_YOUR INSTRUCTIONS_.
Give the listing again exactly, omitting its images.

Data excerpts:
+---+

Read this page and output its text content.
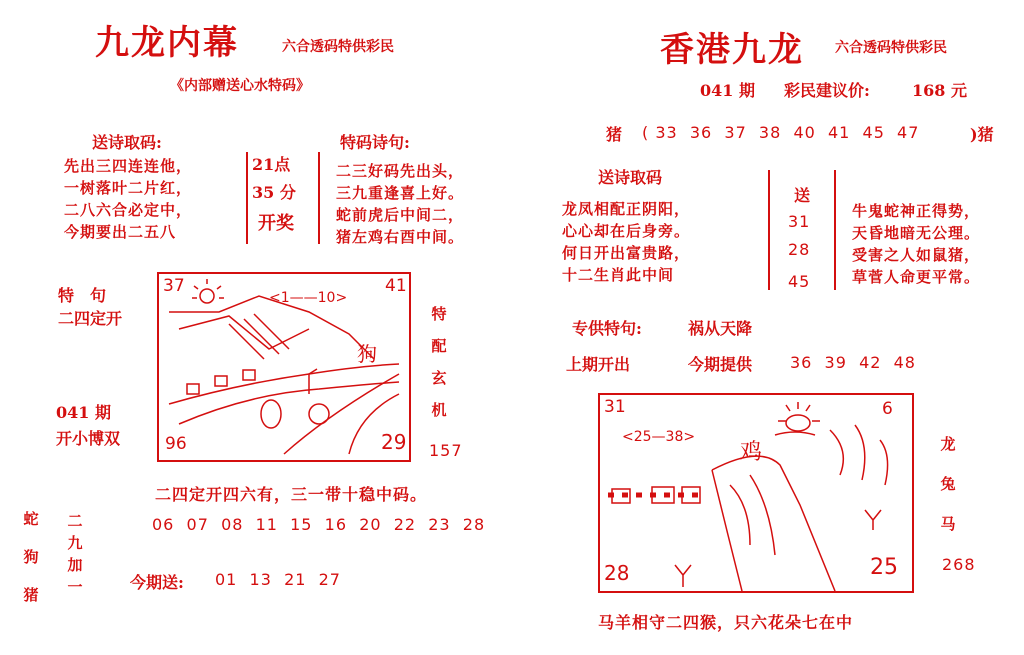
九龙内幕	六合透码特供彩民
《内部赠送心水特码》
送诗取码:
先出三四连连他，
一树落叶二片红，
二八六合必定中，
今期要出二五八
21点
35 分
开奖
特码诗句:
二三好码先出头，
三九重逢喜上好。
蛇前虎后中间二，
猪左鸡右酉中间。
特　句
二四定开
041 期
开小博双
37	41
<1——10>
狗
96	29
特
配
玄
机
157
二四定开四六有，三一带十稳中码。
蛇
狗
猪
二
九
加
一
06  07  08  11  15  16  20  22  23  28
今期送: 01  13  21  27
香港九龙 六合透码特供彩民
041 期 彩民建议价:	168 元
猪 ( 33  36  37  38  40  41  45  47	)猪
送诗取码
龙凤相配正阴阳，
心心却在后身旁。
何日开出富贵路，
十二生肖此中间
送
31
28
45
牛鬼蛇神正得势，
天昏地暗无公理。
受害之人如鼠猪，
草菅人命更平常。
专供特句:	祸从天降
上期开出	今期提供 36  39  42  48
31	6
<25—38>
鸡
28	25
龙
兔
马
268
马羊相守二四猴，只六花朵七在中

+---+

_THE RESPONSE_.
Read this page and output its text content.
九龙内幕	六合透码特供彩民
《内部赠送心水特码》
送诗取码:
先出三四连连他，
一树落叶二片红，
二八六合必定中，
今期要出二五八
21点
35 分
开奖
特码诗句:
二三好码先出头，
三九重逢喜上好。
蛇前虎后中间二，
猪左鸡右酉中间。
特　句
二四定开
041 期
开小博双
37	41
<1——10>
狗
96	29
特
配
玄
机
157
二四定开四六有，三一带十稳中码。
蛇
狗
猪
二
九
加
一
06  07  08  11  15  16  20  22  23  28
今期送: 01  13  21  27
香港九龙 六合透码特供彩民
041 期 彩民建议价:	168 元
猪 ( 33  36  37  38  40  41  45  47	)猪
送诗取码
龙凤相配正阴阳，
心心却在后身旁。
何日开出富贵路，
十二生肖此中间
送
31
28
45
牛鬼蛇神正得势，
天昏地暗无公理。
受害之人如鼠猪，
草菅人命更平常。
专供特句:	祸从天降
上期开出	今期提供 36  39  42  48
31	6
<25—38>
鸡
28	25
龙
兔
马
268
马羊相守二四猴，只六花朵七在中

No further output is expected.